Written instruction =
Return all of the data exactly as given.

(Extracted records)
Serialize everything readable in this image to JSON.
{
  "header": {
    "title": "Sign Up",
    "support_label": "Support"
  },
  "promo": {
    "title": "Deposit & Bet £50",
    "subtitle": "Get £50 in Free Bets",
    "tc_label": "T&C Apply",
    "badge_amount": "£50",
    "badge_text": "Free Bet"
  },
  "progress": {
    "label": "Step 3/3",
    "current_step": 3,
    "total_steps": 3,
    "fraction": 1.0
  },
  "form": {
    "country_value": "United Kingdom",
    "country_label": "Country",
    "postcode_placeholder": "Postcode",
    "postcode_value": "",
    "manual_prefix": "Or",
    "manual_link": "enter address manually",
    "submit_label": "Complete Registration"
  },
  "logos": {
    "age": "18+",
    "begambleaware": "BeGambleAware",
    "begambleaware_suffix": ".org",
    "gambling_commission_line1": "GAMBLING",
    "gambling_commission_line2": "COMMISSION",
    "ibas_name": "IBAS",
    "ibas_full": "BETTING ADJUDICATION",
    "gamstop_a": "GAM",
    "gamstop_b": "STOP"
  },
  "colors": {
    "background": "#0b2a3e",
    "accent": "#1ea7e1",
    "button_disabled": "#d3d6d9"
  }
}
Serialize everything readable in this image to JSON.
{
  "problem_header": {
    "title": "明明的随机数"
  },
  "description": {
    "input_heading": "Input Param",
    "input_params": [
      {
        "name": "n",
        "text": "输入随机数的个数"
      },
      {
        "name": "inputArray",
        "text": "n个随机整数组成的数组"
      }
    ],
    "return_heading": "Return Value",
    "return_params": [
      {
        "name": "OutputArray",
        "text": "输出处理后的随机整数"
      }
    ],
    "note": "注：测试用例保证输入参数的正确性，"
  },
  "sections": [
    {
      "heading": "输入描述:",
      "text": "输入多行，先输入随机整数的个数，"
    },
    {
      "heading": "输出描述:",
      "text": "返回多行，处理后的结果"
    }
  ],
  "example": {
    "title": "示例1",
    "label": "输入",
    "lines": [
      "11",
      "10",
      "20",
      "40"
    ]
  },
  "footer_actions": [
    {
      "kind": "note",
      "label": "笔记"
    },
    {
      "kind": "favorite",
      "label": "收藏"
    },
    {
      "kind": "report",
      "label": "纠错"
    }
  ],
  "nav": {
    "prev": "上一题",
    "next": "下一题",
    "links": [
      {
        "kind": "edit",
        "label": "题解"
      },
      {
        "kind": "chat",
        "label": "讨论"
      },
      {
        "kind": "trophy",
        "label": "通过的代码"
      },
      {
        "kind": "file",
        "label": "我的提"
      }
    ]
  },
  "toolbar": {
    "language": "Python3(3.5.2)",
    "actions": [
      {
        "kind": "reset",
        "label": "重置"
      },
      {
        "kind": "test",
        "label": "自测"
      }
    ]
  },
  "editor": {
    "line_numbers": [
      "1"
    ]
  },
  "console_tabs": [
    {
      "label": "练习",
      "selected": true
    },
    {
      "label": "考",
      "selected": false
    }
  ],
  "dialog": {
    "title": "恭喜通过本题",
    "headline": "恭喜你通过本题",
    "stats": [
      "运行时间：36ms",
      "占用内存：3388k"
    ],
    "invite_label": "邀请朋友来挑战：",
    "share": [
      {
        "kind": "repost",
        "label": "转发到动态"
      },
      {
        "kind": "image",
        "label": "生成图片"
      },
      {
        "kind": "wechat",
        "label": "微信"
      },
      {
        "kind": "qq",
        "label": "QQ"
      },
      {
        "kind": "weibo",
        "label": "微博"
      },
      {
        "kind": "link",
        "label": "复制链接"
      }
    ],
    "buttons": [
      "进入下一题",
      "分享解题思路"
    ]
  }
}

Response to this task =
Serialize everything readable in this image to JSON.
{
  "header": {
    "title": "Sign Up",
    "support_label": "Support"
  },
  "promo": {
    "title": "Deposit & Bet £50",
    "subtitle": "Get £50 in Free Bets",
    "tc_label": "T&C Apply",
    "badge_amount": "£50",
    "badge_text": "Free Bet"
  },
  "progress": {
    "label": "Step 3/3",
    "current_step": 3,
    "total_steps": 3,
    "fraction": 1.0
  },
  "form": {
    "country_value": "United Kingdom",
    "country_label": "Country",
    "postcode_placeholder": "Postcode",
    "postcode_value": "",
    "manual_prefix": "Or",
    "manual_link": "enter address manually",
    "submit_label": "Complete Registration"
  },
  "logos": {
    "age": "18+",
    "begambleaware": "BeGambleAware",
    "begambleaware_suffix": ".org",
    "gambling_commission_line1": "GAMBLING",
    "gambling_commission_line2": "COMMISSION",
    "ibas_name": "IBAS",
    "ibas_full": "BETTING ADJUDICATION",
    "gamstop_a": "GAM",
    "gamstop_b": "STOP"
  },
  "colors": {
    "background": "#0b2a3e",
    "accent": "#1ea7e1",
    "button_disabled": "#d3d6d9"
  }
}
Serialize everything readable in this image to JSON.
{
  "problem_header": {
    "title": "明明的随机数"
  },
  "description": {
    "input_heading": "Input Param",
    "input_params": [
      {
        "name": "n",
        "text": "输入随机数的个数"
      },
      {
        "name": "inputArray",
        "text": "n个随机整数组成的数组"
      }
    ],
    "return_heading": "Return Value",
    "return_params": [
      {
        "name": "OutputArray",
        "text": "输出处理后的随机整数"
      }
    ],
    "note": "注：测试用例保证输入参数的正确性，"
  },
  "sections": [
    {
      "heading": "输入描述:",
      "text": "输入多行，先输入随机整数的个数，"
    },
    {
      "heading": "输出描述:",
      "text": "返回多行，处理后的结果"
    }
  ],
  "example": {
    "title": "示例1",
    "label": "输入",
    "lines": [
      "11",
      "10",
      "20",
      "40"
    ]
  },
  "footer_actions": [
    {
      "kind": "note",
      "label": "笔记"
    },
    {
      "kind": "favorite",
      "label": "收藏"
    },
    {
      "kind": "report",
      "label": "纠错"
    }
  ],
  "nav": {
    "prev": "上一题",
    "next": "下一题",
    "links": [
      {
        "kind": "edit",
        "label": "题解"
      },
      {
        "kind": "chat",
        "label": "讨论"
      },
      {
        "kind": "trophy",
        "label": "通过的代码"
      },
      {
        "kind": "file",
        "label": "我的提"
      }
    ]
  },
  "toolbar": {
    "language": "Python3(3.5.2)",
    "actions": [
      {
        "kind": "reset",
        "label": "重置"
      },
      {
        "kind": "test",
        "label": "自测"
      }
    ]
  },
  "editor": {
    "line_numbers": [
      "1"
    ]
  },
  "console_tabs": [
    {
      "label": "练习",
      "selected": true
    },
    {
      "label": "考",
      "selected": false
    }
  ],
  "dialog": {
    "title": "恭喜通过本题",
    "headline": "恭喜你通过本题",
    "stats": [
      "运行时间：36ms",
      "占用内存：3388k"
    ],
    "invite_label": "邀请朋友来挑战：",
    "share": [
      {
        "kind": "repost",
        "label": "转发到动态"
      },
      {
        "kind": "image",
        "label": "生成图片"
      },
      {
        "kind": "wechat",
        "label": "微信"
      },
      {
        "kind": "qq",
        "label": "QQ"
      },
      {
        "kind": "weibo",
        "label": "微博"
      },
      {
        "kind": "link",
        "label": "复制链接"
      }
    ],
    "buttons": [
      "进入下一题",
      "分享解题思路"
    ]
  }
}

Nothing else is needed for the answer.